LISTING:
☆ ☆ ☆ ☆
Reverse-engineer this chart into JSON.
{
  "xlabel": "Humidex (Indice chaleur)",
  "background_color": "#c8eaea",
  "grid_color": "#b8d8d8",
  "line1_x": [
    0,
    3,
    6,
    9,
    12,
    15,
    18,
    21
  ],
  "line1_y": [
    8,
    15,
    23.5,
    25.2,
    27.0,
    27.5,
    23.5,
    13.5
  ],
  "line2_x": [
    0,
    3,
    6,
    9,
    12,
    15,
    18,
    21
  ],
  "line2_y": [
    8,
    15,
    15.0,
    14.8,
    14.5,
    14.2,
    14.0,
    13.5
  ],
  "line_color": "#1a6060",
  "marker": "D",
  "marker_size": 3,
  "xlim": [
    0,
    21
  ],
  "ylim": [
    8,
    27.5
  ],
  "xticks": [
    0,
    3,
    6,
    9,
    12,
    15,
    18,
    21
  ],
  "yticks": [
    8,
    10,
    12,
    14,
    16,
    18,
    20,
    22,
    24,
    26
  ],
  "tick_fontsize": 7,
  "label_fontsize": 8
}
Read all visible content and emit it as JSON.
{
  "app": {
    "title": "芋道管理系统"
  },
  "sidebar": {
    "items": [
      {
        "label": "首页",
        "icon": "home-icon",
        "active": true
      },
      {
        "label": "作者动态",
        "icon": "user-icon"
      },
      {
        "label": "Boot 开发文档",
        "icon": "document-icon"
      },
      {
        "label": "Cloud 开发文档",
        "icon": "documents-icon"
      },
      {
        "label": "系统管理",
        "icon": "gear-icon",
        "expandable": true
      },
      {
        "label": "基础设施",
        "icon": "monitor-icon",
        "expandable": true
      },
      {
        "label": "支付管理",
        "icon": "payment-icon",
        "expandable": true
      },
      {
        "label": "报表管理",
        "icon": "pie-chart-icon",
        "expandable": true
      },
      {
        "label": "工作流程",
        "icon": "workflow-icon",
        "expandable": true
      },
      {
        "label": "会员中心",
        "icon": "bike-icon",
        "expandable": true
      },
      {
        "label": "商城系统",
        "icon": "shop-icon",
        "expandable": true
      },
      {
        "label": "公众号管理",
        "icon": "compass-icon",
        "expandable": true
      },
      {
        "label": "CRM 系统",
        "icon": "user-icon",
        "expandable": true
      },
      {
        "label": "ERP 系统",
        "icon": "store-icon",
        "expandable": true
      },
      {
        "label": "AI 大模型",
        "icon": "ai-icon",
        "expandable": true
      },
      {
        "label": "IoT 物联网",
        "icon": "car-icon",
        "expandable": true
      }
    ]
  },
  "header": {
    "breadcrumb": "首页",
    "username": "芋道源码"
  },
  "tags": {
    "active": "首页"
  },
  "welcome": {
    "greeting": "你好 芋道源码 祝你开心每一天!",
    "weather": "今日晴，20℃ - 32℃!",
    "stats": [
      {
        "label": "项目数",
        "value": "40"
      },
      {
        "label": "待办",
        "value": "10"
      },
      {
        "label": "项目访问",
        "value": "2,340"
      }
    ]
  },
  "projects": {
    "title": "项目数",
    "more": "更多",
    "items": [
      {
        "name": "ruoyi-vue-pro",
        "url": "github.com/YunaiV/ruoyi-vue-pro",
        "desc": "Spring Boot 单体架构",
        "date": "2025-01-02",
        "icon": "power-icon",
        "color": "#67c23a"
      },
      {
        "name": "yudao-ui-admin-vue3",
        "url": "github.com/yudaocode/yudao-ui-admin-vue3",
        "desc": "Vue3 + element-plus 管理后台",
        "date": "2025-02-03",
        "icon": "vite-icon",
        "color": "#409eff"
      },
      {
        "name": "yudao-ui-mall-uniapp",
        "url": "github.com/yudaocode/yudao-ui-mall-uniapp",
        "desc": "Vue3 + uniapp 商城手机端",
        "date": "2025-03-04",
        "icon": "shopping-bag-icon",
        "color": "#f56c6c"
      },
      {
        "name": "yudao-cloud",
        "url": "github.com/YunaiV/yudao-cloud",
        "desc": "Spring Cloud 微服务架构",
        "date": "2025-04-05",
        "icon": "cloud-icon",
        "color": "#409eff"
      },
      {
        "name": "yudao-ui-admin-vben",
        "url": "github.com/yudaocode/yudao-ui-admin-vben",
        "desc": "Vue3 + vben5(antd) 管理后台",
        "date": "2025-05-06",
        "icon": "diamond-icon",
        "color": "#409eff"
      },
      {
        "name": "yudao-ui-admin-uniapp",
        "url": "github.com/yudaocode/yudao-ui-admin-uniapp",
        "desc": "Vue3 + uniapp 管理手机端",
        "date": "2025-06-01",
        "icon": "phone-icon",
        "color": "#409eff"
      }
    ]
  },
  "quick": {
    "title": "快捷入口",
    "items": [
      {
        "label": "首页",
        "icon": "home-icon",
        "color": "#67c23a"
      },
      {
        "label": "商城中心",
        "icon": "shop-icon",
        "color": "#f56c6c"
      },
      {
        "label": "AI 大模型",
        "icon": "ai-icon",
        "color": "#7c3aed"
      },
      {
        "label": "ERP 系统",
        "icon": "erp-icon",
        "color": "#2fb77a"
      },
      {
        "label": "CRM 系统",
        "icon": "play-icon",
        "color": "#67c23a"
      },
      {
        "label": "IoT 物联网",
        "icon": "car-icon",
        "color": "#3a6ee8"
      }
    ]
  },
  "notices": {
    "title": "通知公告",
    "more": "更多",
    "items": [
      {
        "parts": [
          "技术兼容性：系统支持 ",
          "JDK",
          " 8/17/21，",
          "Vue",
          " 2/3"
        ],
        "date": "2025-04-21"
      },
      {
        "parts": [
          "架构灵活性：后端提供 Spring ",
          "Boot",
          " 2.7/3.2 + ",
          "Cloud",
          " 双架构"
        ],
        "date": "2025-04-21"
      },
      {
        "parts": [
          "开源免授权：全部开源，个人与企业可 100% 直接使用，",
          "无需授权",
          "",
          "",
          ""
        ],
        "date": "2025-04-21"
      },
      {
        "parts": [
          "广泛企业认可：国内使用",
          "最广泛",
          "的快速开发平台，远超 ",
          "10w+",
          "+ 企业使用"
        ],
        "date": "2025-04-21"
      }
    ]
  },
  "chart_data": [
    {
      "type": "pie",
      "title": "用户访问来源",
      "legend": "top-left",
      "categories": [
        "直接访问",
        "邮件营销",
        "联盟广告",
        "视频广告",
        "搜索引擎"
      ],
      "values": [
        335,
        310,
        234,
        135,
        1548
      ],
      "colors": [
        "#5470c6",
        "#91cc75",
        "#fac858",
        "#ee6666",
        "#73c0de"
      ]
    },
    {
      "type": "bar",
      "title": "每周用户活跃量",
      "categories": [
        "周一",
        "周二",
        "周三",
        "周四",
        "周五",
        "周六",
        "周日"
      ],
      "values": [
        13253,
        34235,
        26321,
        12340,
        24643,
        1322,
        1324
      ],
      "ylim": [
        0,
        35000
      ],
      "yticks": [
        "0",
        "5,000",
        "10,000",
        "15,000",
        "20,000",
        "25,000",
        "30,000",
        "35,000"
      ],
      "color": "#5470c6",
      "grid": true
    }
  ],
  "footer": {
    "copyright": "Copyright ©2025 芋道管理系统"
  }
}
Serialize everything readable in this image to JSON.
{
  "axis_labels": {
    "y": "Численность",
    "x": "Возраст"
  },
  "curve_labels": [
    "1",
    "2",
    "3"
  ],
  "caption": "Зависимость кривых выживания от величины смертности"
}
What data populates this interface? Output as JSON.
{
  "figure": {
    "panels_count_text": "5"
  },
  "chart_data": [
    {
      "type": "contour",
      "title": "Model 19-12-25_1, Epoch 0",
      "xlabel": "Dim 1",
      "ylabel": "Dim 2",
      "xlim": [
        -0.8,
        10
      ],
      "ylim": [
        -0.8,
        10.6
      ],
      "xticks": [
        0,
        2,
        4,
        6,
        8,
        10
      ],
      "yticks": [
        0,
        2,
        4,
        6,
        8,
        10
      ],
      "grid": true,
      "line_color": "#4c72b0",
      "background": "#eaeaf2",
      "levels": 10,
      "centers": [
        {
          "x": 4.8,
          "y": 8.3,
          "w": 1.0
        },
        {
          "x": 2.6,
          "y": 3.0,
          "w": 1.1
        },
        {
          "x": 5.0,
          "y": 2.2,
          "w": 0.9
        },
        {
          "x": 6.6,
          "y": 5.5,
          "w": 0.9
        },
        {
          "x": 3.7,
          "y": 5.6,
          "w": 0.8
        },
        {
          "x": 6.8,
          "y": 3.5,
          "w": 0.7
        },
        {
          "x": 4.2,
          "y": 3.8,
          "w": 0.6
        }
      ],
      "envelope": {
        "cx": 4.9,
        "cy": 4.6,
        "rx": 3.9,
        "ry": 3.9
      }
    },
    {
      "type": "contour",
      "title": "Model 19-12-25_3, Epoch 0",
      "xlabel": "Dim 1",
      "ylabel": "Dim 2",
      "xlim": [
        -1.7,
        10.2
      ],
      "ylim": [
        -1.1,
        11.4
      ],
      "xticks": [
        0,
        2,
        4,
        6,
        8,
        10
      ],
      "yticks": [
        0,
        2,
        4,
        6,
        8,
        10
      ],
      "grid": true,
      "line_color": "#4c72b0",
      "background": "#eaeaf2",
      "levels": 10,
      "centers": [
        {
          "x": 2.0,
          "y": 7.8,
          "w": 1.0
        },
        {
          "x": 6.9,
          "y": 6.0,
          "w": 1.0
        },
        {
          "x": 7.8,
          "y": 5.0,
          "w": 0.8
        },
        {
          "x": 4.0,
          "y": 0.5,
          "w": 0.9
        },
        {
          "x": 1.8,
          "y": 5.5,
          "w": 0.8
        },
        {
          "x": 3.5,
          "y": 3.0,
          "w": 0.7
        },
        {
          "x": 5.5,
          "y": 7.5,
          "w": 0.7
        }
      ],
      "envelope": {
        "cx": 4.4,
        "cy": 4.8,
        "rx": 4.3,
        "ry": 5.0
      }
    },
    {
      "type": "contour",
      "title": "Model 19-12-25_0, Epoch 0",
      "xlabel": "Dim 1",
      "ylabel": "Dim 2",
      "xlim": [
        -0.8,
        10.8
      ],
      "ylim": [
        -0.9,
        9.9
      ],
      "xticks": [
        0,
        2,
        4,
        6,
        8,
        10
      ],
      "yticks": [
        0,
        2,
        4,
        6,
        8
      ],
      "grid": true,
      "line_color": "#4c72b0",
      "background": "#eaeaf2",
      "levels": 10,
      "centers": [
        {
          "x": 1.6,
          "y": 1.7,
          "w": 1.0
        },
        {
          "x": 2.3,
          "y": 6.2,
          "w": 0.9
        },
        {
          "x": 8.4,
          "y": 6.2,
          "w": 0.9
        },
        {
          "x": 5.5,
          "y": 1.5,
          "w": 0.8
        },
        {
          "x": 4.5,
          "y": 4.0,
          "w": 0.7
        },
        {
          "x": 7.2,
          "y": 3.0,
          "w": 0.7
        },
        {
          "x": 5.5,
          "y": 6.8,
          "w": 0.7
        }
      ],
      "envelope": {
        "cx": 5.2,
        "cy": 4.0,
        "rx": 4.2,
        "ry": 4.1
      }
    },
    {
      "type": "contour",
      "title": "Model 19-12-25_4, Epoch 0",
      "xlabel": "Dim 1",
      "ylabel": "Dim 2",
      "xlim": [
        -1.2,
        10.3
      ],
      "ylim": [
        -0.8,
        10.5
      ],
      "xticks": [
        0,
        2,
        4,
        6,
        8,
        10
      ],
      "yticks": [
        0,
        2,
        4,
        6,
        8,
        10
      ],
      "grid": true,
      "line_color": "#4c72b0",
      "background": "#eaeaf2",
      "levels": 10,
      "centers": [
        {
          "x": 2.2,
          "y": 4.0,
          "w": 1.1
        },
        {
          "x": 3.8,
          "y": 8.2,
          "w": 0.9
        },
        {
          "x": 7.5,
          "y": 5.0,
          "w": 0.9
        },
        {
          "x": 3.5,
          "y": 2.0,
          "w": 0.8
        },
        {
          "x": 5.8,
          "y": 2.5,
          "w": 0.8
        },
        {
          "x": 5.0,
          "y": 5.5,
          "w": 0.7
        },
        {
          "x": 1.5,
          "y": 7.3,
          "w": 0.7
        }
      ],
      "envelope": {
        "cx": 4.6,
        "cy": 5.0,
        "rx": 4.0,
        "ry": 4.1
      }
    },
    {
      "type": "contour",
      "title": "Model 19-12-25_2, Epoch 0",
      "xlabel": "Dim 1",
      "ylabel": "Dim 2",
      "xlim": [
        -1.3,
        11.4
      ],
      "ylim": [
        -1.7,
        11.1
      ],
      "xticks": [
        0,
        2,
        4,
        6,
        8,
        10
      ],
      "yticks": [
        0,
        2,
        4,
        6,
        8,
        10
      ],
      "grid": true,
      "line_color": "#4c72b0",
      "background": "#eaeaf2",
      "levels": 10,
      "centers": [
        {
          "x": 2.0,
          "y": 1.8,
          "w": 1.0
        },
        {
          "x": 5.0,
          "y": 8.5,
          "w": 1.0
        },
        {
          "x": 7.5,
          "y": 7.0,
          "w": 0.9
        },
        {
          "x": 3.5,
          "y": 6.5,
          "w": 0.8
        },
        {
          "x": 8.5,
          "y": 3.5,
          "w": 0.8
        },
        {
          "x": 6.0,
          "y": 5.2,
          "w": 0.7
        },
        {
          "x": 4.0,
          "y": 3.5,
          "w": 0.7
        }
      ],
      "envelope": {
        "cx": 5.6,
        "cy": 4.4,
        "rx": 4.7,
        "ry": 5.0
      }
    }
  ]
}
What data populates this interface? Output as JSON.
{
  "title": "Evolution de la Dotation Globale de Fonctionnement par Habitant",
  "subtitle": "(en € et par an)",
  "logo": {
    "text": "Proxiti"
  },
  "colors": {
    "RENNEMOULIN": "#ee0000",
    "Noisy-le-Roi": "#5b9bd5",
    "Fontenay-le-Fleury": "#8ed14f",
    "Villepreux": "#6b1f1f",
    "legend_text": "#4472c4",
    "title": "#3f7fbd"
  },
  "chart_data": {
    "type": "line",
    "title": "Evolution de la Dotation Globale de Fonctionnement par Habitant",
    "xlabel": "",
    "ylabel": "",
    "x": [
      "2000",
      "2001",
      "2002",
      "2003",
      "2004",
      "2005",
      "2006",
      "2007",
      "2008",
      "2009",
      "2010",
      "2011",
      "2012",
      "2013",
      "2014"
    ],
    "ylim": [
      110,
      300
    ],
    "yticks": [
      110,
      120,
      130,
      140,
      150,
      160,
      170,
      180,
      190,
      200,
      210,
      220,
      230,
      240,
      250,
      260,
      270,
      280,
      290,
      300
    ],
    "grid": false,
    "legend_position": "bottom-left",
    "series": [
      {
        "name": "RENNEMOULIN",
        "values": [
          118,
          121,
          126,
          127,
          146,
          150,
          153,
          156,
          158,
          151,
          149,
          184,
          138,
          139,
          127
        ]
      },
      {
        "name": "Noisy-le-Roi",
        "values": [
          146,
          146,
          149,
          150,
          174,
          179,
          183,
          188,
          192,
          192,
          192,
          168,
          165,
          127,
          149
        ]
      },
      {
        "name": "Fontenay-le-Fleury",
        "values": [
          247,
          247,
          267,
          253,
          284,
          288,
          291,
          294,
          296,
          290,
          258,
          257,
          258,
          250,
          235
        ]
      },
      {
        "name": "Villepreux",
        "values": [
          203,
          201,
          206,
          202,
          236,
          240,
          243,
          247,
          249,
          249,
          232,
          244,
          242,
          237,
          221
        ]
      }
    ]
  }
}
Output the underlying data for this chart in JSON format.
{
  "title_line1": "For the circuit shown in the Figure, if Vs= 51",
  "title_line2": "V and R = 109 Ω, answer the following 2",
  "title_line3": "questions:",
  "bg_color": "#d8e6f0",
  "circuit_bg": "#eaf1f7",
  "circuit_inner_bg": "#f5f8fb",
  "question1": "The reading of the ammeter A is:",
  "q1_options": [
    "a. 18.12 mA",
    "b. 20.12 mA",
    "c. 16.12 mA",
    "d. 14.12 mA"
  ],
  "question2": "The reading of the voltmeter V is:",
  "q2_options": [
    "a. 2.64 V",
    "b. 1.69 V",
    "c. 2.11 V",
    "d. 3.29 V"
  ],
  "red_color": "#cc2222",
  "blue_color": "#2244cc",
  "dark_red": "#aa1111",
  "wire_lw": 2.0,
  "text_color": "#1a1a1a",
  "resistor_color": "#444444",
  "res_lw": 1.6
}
☆ ☆ ☆ ☆
WRITTEN EXERCISE: Identify and copy the lines holding the word "mall".

WRITTEN ANSWER:
        "name": "yudao-ui-mall-uniapp",
        "url": "github.com/yudaocode/yudao-ui-mall-uniapp",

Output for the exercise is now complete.